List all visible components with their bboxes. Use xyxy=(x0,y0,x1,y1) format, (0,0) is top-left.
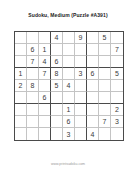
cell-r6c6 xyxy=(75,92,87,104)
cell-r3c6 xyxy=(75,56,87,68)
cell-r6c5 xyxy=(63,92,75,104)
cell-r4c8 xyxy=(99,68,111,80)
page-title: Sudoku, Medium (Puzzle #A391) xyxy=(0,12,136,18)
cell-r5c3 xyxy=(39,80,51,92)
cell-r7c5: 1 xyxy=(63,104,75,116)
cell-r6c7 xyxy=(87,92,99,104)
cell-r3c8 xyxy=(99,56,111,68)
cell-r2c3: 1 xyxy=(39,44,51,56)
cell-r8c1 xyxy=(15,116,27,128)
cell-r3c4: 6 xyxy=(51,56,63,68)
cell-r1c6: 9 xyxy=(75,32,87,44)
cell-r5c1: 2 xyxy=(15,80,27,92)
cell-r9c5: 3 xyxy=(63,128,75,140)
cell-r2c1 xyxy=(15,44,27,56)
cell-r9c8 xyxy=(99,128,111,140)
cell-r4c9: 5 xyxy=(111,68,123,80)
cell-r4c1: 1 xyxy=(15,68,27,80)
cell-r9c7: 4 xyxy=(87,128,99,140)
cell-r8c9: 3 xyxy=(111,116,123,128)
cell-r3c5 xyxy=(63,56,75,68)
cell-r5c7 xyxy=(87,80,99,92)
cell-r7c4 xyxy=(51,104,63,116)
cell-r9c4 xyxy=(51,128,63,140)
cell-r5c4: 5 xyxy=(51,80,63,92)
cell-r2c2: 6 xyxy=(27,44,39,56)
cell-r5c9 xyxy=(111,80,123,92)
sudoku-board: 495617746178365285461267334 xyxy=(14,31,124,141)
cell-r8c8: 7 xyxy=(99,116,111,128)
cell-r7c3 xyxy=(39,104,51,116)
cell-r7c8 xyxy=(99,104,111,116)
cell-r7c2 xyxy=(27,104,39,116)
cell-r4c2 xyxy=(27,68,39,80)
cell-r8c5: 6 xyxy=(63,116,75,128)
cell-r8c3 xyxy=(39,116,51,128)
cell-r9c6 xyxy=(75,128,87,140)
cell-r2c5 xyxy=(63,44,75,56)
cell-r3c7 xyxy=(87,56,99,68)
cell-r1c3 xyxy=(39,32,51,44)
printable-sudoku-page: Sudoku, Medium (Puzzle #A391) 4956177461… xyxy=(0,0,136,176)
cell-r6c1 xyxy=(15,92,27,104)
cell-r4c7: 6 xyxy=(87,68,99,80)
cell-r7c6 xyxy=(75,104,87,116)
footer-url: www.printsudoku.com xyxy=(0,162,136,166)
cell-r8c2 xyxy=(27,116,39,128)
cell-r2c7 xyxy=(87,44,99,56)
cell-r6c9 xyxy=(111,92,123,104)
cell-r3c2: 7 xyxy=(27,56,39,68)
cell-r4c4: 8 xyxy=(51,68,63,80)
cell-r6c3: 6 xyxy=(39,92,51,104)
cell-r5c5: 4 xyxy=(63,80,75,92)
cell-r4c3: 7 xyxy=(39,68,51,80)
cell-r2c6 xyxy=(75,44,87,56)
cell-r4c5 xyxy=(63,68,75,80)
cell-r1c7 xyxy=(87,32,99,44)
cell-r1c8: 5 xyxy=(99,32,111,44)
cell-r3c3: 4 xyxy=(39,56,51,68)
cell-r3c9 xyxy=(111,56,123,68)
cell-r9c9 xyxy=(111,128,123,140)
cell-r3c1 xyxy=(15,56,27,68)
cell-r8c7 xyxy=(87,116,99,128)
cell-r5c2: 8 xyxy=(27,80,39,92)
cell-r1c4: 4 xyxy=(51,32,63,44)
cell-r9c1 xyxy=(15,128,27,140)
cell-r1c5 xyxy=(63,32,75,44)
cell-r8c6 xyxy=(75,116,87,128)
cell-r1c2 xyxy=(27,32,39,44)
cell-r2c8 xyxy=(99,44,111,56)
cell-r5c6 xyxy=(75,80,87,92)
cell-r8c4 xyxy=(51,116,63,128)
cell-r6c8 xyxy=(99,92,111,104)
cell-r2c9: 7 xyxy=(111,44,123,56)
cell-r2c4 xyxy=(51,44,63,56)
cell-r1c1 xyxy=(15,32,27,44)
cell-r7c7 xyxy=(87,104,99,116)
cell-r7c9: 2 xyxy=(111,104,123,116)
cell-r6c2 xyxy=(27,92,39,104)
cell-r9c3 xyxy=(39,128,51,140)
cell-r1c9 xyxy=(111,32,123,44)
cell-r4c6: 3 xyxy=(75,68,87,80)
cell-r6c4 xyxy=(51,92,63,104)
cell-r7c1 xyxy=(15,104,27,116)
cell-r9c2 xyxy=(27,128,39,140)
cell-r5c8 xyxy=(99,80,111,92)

• Goal of the exercise
Keep only the lines of the entries above that contain the string "page", and copy each of them in full. Treat uppercase and lowercase as different.

• Exercise output
page-title: Sudoku, Medium (Puzzle #A391) xyxy=(0,12,136,18)
printable-sudoku-page: Sudoku, Medium (Puzzle #A391) 4956177461… xyxy=(0,0,136,176)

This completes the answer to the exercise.